— begin Entries —

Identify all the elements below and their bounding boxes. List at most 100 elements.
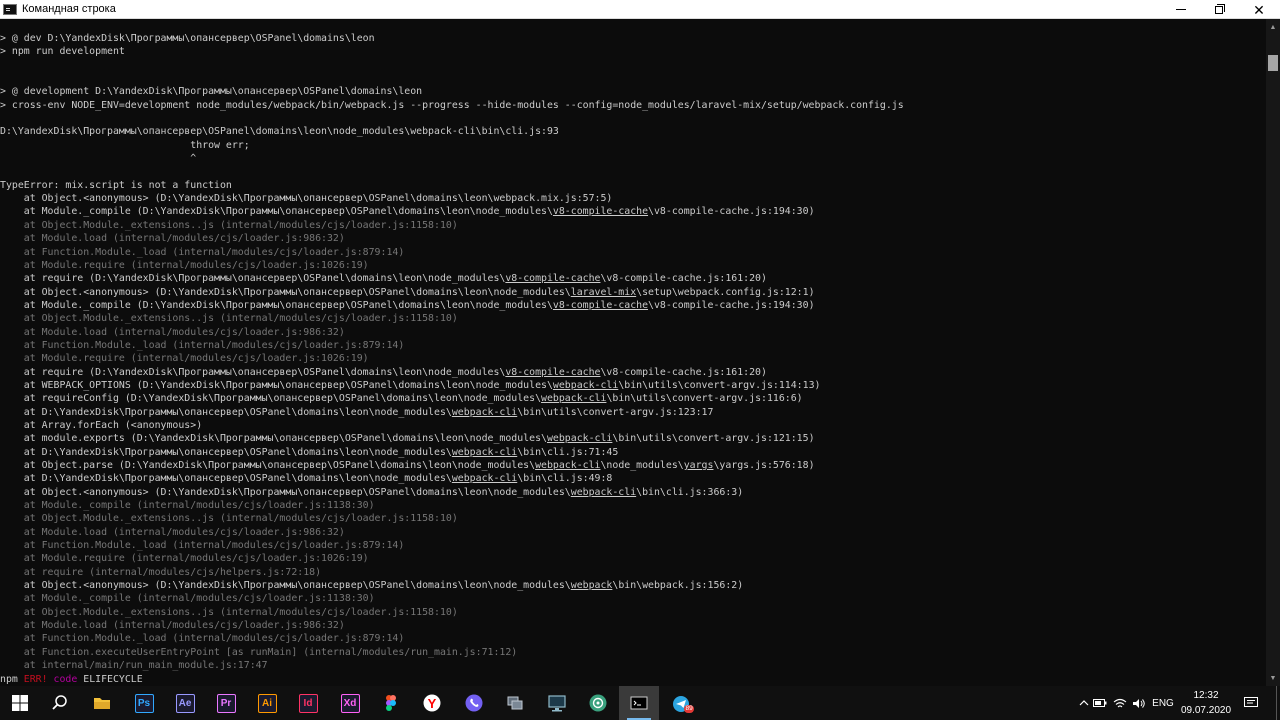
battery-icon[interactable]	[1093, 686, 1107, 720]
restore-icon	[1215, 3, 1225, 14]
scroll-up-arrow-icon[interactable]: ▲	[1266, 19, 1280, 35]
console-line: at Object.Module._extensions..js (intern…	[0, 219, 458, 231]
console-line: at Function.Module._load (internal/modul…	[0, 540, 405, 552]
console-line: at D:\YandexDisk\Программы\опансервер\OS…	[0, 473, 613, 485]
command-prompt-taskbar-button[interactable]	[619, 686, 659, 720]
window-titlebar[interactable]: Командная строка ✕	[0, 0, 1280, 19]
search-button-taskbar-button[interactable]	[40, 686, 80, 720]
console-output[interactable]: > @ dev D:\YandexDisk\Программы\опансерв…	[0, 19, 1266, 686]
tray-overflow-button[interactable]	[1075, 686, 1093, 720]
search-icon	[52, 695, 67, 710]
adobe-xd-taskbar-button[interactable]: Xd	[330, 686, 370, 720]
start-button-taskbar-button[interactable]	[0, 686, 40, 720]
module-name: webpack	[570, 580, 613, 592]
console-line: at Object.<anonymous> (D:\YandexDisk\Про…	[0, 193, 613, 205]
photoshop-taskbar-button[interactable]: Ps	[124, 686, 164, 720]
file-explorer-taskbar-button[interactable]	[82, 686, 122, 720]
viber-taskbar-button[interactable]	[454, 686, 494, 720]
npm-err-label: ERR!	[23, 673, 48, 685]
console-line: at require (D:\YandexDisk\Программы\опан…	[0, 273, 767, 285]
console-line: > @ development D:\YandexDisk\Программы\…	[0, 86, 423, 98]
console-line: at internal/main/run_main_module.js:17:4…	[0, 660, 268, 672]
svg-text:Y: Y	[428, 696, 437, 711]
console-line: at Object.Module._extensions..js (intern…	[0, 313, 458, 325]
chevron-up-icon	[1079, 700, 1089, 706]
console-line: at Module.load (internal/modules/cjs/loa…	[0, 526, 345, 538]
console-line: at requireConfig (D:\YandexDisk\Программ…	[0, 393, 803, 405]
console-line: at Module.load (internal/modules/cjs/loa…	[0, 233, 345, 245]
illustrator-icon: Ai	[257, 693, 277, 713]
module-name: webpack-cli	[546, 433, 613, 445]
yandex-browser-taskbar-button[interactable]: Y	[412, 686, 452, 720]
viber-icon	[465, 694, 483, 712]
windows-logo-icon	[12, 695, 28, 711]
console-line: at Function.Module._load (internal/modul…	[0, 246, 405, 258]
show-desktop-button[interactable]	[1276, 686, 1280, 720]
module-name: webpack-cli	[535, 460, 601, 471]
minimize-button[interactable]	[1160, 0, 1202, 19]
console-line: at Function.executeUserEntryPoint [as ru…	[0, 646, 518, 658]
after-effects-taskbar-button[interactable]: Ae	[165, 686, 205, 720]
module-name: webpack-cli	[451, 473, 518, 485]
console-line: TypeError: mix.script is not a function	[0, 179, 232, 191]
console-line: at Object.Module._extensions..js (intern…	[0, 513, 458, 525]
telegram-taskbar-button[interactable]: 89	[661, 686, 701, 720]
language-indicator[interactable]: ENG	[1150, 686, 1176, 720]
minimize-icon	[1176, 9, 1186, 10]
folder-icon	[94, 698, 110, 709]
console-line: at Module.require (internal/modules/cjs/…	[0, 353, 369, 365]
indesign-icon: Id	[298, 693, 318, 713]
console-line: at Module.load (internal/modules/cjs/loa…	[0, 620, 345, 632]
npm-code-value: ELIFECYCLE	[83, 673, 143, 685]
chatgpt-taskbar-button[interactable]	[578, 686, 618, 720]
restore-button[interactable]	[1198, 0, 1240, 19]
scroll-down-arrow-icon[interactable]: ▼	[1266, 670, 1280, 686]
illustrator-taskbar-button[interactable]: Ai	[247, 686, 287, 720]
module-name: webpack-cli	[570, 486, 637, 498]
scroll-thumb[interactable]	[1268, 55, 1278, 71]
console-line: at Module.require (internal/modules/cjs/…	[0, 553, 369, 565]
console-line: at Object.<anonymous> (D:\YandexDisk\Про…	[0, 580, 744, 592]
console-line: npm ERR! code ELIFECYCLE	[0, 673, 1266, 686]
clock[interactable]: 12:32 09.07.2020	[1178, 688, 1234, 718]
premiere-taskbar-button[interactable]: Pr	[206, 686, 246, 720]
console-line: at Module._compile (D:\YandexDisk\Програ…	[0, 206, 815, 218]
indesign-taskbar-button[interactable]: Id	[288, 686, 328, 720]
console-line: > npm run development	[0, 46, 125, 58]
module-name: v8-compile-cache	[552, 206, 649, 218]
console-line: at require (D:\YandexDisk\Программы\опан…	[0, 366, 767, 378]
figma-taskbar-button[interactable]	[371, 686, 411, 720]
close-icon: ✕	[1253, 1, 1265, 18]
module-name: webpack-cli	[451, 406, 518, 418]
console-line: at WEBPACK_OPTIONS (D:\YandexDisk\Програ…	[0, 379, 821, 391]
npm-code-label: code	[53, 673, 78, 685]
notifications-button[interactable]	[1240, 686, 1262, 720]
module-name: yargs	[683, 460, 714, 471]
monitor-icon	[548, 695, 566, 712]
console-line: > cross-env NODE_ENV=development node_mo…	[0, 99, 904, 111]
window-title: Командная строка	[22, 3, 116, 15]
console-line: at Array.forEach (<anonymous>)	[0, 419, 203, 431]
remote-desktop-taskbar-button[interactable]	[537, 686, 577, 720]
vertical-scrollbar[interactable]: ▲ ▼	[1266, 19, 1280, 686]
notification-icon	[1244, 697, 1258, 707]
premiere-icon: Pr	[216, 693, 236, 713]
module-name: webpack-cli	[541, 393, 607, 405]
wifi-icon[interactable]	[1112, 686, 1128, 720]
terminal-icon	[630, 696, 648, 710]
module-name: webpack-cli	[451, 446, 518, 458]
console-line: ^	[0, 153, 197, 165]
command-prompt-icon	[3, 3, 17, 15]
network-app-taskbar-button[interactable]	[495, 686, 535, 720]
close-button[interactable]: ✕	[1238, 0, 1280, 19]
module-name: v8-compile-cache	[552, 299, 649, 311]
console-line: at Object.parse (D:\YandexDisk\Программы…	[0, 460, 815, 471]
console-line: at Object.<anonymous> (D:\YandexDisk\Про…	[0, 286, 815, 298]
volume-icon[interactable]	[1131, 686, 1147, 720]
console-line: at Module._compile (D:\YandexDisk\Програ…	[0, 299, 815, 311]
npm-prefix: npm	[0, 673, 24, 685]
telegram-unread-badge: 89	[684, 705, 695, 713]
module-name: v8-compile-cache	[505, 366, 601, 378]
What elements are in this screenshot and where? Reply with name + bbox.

— end Entries —

• [Exercise goal] Copy out every line of the material above verbatim, omitting the picture.

• [Right answer]
Identify all the elements below and their bounding boxes. List at most 100 elements.
battery-icon[interactable]	[1093, 686, 1107, 720]
restore-icon	[1215, 3, 1225, 14]
scroll-up-arrow-icon[interactable]: ▲	[1266, 19, 1280, 35]
console-line: at Object.Module._extensions..js (intern…	[0, 219, 458, 231]
console-line: at Function.Module._load (internal/modul…	[0, 540, 405, 552]
console-line: at D:\YandexDisk\Программы\опансервер\OS…	[0, 473, 613, 485]
command-prompt-taskbar-button[interactable]	[619, 686, 659, 720]
window-titlebar[interactable]: Командная строка ✕	[0, 0, 1280, 19]
search-button-taskbar-button[interactable]	[40, 686, 80, 720]
console-output[interactable]: > @ dev D:\YandexDisk\Программы\опансерв…	[0, 19, 1266, 686]
tray-overflow-button[interactable]	[1075, 686, 1093, 720]
search-icon	[52, 695, 67, 710]
adobe-xd-taskbar-button[interactable]: Xd	[330, 686, 370, 720]
start-button-taskbar-button[interactable]	[0, 686, 40, 720]
module-name: webpack	[570, 580, 613, 592]
console-line: at Object.<anonymous> (D:\YandexDisk\Про…	[0, 193, 613, 205]
photoshop-taskbar-button[interactable]: Ps	[124, 686, 164, 720]
file-explorer-taskbar-button[interactable]	[82, 686, 122, 720]
viber-taskbar-button[interactable]	[454, 686, 494, 720]
npm-err-label: ERR!	[23, 673, 48, 685]
console-line: at require (D:\YandexDisk\Программы\опан…	[0, 273, 767, 285]
console-line: > @ development D:\YandexDisk\Программы\…	[0, 86, 423, 98]
console-line: at internal/main/run_main_module.js:17:4…	[0, 660, 268, 672]
svg-text:Y: Y	[428, 696, 437, 711]
console-line: at Object.Module._extensions..js (intern…	[0, 313, 458, 325]
chevron-up-icon	[1079, 700, 1089, 706]
console-line: at Module.load (internal/modules/cjs/loa…	[0, 526, 345, 538]
console-line: at requireConfig (D:\YandexDisk\Программ…	[0, 393, 803, 405]
console-line: at Module.load (internal/modules/cjs/loa…	[0, 233, 345, 245]
illustrator-icon: Ai	[257, 693, 277, 713]
module-name: webpack-cli	[546, 433, 613, 445]
yandex-browser-taskbar-button[interactable]: Y	[412, 686, 452, 720]
viber-icon	[465, 694, 483, 712]
windows-logo-icon	[12, 695, 28, 711]
console-line: at Function.Module._load (internal/modul…	[0, 246, 405, 258]
show-desktop-button[interactable]	[1276, 686, 1280, 720]
module-name: webpack-cli	[535, 460, 601, 471]
minimize-button[interactable]	[1160, 0, 1202, 19]
console-line: at Function.executeUserEntryPoint [as ru…	[0, 646, 518, 658]
after-effects-taskbar-button[interactable]: Ae	[165, 686, 205, 720]
module-name: webpack-cli	[451, 473, 518, 485]
console-line: TypeError: mix.script is not a function	[0, 179, 232, 191]
console-line: at Object.Module._extensions..js (intern…	[0, 513, 458, 525]
telegram-taskbar-button[interactable]: 89	[661, 686, 701, 720]
language-indicator[interactable]: ENG	[1150, 686, 1176, 720]
minimize-icon	[1176, 9, 1186, 10]
folder-icon	[94, 698, 110, 709]
console-line: at Module.require (internal/modules/cjs/…	[0, 353, 369, 365]
indesign-icon: Id	[298, 693, 318, 713]
console-line: at Module.load (internal/modules/cjs/loa…	[0, 620, 345, 632]
npm-code-value: ELIFECYCLE	[83, 673, 143, 685]
chatgpt-taskbar-button[interactable]	[578, 686, 618, 720]
restore-button[interactable]	[1198, 0, 1240, 19]
scroll-down-arrow-icon[interactable]: ▼	[1266, 670, 1280, 686]
illustrator-taskbar-button[interactable]: Ai	[247, 686, 287, 720]
module-name: webpack-cli	[570, 486, 637, 498]
scroll-thumb[interactable]	[1268, 55, 1278, 71]
console-line: at Module.require (internal/modules/cjs/…	[0, 553, 369, 565]
console-line: at Object.<anonymous> (D:\YandexDisk\Про…	[0, 580, 744, 592]
console-line: npm ERR! code ELIFECYCLE	[0, 673, 1266, 686]
clock[interactable]: 12:32 09.07.2020	[1178, 688, 1234, 718]
premiere-taskbar-button[interactable]: Pr	[206, 686, 246, 720]
console-line: at Module._compile (D:\YandexDisk\Програ…	[0, 206, 815, 218]
indesign-taskbar-button[interactable]: Id	[288, 686, 328, 720]
console-line: > npm run development	[0, 46, 125, 58]
module-name: v8-compile-cache	[552, 206, 649, 218]
console-line: at require (D:\YandexDisk\Программы\опан…	[0, 366, 767, 378]
figma-taskbar-button[interactable]	[371, 686, 411, 720]
close-icon: ✕	[1253, 1, 1265, 18]
module-name: webpack-cli	[451, 406, 518, 418]
console-line: at WEBPACK_OPTIONS (D:\YandexDisk\Програ…	[0, 379, 821, 391]
npm-code-label: code	[53, 673, 78, 685]
notifications-button[interactable]	[1240, 686, 1262, 720]
module-name: yargs	[683, 460, 714, 471]
monitor-icon	[548, 695, 566, 712]
console-line: > cross-env NODE_ENV=development node_mo…	[0, 99, 904, 111]
window-title: Командная строка	[22, 3, 116, 15]
console-line: at Array.forEach (<anonymous>)	[0, 419, 203, 431]
remote-desktop-taskbar-button[interactable]	[537, 686, 577, 720]
vertical-scrollbar[interactable]: ▲ ▼	[1266, 19, 1280, 686]
notification-icon	[1244, 697, 1258, 707]
premiere-icon: Pr	[216, 693, 236, 713]
module-name: webpack-cli	[541, 393, 607, 405]
wifi-icon[interactable]	[1112, 686, 1128, 720]
terminal-icon	[630, 696, 648, 710]
module-name: webpack-cli	[451, 446, 518, 458]
console-line: ^	[0, 153, 197, 165]
command-prompt-icon	[3, 3, 17, 15]
network-app-taskbar-button[interactable]	[495, 686, 535, 720]
close-button[interactable]: ✕	[1238, 0, 1280, 19]
module-name: v8-compile-cache	[552, 299, 649, 311]
console-line: at Object.parse (D:\YandexDisk\Программы…	[0, 460, 815, 471]
console-line: at Object.<anonymous> (D:\YandexDisk\Про…	[0, 286, 815, 298]
volume-icon[interactable]	[1131, 686, 1147, 720]
console-line: at Module._compile (D:\YandexDisk\Програ…	[0, 299, 815, 311]
npm-prefix: npm	[0, 673, 24, 685]
telegram-unread-badge: 89	[684, 705, 695, 713]
module-name: v8-compile-cache	[505, 366, 601, 378]
What elements are in this screenshot and where? Reply with name + bbox.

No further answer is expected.